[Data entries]

============

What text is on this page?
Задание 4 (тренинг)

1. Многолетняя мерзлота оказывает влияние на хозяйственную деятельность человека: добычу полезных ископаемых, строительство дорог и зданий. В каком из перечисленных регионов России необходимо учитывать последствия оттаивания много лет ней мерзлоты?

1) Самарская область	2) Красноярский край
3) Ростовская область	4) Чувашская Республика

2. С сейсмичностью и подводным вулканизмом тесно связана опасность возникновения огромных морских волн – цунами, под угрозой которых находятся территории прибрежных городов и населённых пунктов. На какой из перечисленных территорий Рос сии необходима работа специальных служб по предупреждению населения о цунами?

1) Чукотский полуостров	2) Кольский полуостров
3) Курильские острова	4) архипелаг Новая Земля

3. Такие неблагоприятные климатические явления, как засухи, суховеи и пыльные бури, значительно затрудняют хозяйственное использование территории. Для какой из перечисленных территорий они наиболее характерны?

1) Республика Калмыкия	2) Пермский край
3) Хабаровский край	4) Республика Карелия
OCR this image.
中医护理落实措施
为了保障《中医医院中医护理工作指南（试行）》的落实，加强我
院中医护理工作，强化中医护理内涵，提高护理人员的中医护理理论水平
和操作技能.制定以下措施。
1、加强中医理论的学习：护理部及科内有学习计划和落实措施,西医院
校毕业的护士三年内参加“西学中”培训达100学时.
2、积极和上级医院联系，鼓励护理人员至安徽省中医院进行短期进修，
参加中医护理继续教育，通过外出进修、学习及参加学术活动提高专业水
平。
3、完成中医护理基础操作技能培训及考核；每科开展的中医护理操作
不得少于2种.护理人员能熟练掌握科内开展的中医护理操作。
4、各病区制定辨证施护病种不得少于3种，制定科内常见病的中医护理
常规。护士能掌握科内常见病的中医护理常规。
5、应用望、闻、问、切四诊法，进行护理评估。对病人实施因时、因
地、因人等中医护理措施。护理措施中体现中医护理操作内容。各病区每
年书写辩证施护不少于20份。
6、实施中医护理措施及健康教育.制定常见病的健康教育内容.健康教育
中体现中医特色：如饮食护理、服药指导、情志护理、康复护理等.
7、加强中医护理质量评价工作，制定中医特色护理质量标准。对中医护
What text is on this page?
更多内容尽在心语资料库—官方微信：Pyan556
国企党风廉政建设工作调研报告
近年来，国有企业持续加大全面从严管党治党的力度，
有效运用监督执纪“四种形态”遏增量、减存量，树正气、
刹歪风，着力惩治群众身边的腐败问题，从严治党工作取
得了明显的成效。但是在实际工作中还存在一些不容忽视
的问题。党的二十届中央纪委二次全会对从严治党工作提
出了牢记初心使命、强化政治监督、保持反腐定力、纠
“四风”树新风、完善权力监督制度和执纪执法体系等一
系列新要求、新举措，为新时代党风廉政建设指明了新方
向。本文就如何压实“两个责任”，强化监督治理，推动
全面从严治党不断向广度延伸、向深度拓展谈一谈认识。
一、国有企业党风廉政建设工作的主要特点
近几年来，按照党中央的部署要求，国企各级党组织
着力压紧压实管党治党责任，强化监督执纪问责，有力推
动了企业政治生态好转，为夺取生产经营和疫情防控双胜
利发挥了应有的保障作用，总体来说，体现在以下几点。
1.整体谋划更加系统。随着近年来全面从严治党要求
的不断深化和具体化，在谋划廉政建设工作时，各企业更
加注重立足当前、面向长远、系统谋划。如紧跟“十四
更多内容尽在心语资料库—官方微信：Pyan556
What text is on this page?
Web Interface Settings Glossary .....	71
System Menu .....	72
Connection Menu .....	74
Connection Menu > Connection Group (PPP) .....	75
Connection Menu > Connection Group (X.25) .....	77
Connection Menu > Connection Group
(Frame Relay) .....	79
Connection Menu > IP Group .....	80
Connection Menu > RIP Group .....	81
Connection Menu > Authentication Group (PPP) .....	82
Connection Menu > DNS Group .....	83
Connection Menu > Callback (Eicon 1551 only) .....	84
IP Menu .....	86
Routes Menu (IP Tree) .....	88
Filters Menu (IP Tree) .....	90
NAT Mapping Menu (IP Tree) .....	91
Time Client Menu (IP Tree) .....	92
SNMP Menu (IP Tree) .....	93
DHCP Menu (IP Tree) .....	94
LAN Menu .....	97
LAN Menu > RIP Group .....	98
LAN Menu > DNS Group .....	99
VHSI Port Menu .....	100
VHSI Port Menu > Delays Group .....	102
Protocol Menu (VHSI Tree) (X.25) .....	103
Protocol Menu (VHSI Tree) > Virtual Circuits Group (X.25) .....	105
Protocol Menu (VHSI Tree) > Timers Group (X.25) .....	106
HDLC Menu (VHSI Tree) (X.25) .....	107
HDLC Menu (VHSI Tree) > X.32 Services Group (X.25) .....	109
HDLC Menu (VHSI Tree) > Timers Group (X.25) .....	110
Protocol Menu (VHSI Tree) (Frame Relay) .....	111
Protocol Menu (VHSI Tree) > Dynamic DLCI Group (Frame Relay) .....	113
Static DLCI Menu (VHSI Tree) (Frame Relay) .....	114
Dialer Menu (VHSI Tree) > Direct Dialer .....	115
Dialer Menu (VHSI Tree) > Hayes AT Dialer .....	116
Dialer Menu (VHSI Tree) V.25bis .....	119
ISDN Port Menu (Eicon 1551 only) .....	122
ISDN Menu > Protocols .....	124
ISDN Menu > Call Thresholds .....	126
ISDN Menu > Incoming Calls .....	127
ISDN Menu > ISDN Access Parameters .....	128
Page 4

============

Extract all of the data above and output it character for character.

What text is on this page?
Задание 4 (тренинг)

1. Многолетняя мерзлота оказывает влияние на хозяйственную деятельность человека: добычу полезных ископаемых, строительство дорог и зданий. В каком из перечисленных регионов России необходимо учитывать последствия оттаивания много лет ней мерзлоты?

1) Самарская область	2) Красноярский край
3) Ростовская область	4) Чувашская Республика

2. С сейсмичностью и подводным вулканизмом тесно связана опасность возникновения огромных морских волн – цунами, под угрозой которых находятся территории прибрежных городов и населённых пунктов. На какой из перечисленных территорий Рос сии необходима работа специальных служб по предупреждению населения о цунами?

1) Чукотский полуостров	2) Кольский полуостров
3) Курильские острова	4) архипелаг Новая Земля

3. Такие неблагоприятные климатические явления, как засухи, суховеи и пыльные бури, значительно затрудняют хозяйственное использование территории. Для какой из перечисленных территорий они наиболее характерны?

1) Республика Калмыкия	2) Пермский край
3) Хабаровский край	4) Республика Карелия
OCR this image.
中医护理落实措施
为了保障《中医医院中医护理工作指南（试行）》的落实，加强我
院中医护理工作，强化中医护理内涵，提高护理人员的中医护理理论水平
和操作技能.制定以下措施。
1、加强中医理论的学习：护理部及科内有学习计划和落实措施,西医院
校毕业的护士三年内参加“西学中”培训达100学时.
2、积极和上级医院联系，鼓励护理人员至安徽省中医院进行短期进修，
参加中医护理继续教育，通过外出进修、学习及参加学术活动提高专业水
平。
3、完成中医护理基础操作技能培训及考核；每科开展的中医护理操作
不得少于2种.护理人员能熟练掌握科内开展的中医护理操作。
4、各病区制定辨证施护病种不得少于3种，制定科内常见病的中医护理
常规。护士能掌握科内常见病的中医护理常规。
5、应用望、闻、问、切四诊法，进行护理评估。对病人实施因时、因
地、因人等中医护理措施。护理措施中体现中医护理操作内容。各病区每
年书写辩证施护不少于20份。
6、实施中医护理措施及健康教育.制定常见病的健康教育内容.健康教育
中体现中医特色：如饮食护理、服药指导、情志护理、康复护理等.
7、加强中医护理质量评价工作，制定中医特色护理质量标准。对中医护
What text is on this page?
更多内容尽在心语资料库—官方微信：Pyan556
国企党风廉政建设工作调研报告
近年来，国有企业持续加大全面从严管党治党的力度，
有效运用监督执纪“四种形态”遏增量、减存量，树正气、
刹歪风，着力惩治群众身边的腐败问题，从严治党工作取
得了明显的成效。但是在实际工作中还存在一些不容忽视
的问题。党的二十届中央纪委二次全会对从严治党工作提
出了牢记初心使命、强化政治监督、保持反腐定力、纠
“四风”树新风、完善权力监督制度和执纪执法体系等一
系列新要求、新举措，为新时代党风廉政建设指明了新方
向。本文就如何压实“两个责任”，强化监督治理，推动
全面从严治党不断向广度延伸、向深度拓展谈一谈认识。
一、国有企业党风廉政建设工作的主要特点
近几年来，按照党中央的部署要求，国企各级党组织
着力压紧压实管党治党责任，强化监督执纪问责，有力推
动了企业政治生态好转，为夺取生产经营和疫情防控双胜
利发挥了应有的保障作用，总体来说，体现在以下几点。
1.整体谋划更加系统。随着近年来全面从严治党要求
的不断深化和具体化，在谋划廉政建设工作时，各企业更
加注重立足当前、面向长远、系统谋划。如紧跟“十四
更多内容尽在心语资料库—官方微信：Pyan556
What text is on this page?
Web Interface Settings Glossary .....	71
System Menu .....	72
Connection Menu .....	74
Connection Menu > Connection Group (PPP) .....	75
Connection Menu > Connection Group (X.25) .....	77
Connection Menu > Connection Group
(Frame Relay) .....	79
Connection Menu > IP Group .....	80
Connection Menu > RIP Group .....	81
Connection Menu > Authentication Group (PPP) .....	82
Connection Menu > DNS Group .....	83
Connection Menu > Callback (Eicon 1551 only) .....	84
IP Menu .....	86
Routes Menu (IP Tree) .....	88
Filters Menu (IP Tree) .....	90
NAT Mapping Menu (IP Tree) .....	91
Time Client Menu (IP Tree) .....	92
SNMP Menu (IP Tree) .....	93
DHCP Menu (IP Tree) .....	94
LAN Menu .....	97
LAN Menu > RIP Group .....	98
LAN Menu > DNS Group .....	99
VHSI Port Menu .....	100
VHSI Port Menu > Delays Group .....	102
Protocol Menu (VHSI Tree) (X.25) .....	103
Protocol Menu (VHSI Tree) > Virtual Circuits Group (X.25) .....	105
Protocol Menu (VHSI Tree) > Timers Group (X.25) .....	106
HDLC Menu (VHSI Tree) (X.25) .....	107
HDLC Menu (VHSI Tree) > X.32 Services Group (X.25) .....	109
HDLC Menu (VHSI Tree) > Timers Group (X.25) .....	110
Protocol Menu (VHSI Tree) (Frame Relay) .....	111
Protocol Menu (VHSI Tree) > Dynamic DLCI Group (Frame Relay) .....	113
Static DLCI Menu (VHSI Tree) (Frame Relay) .....	114
Dialer Menu (VHSI Tree) > Direct Dialer .....	115
Dialer Menu (VHSI Tree) > Hayes AT Dialer .....	116
Dialer Menu (VHSI Tree) V.25bis .....	119
ISDN Port Menu (Eicon 1551 only) .....	122
ISDN Menu > Protocols .....	124
ISDN Menu > Call Thresholds .....	126
ISDN Menu > Incoming Calls .....	127
ISDN Menu > ISDN Access Parameters .....	128
Page 4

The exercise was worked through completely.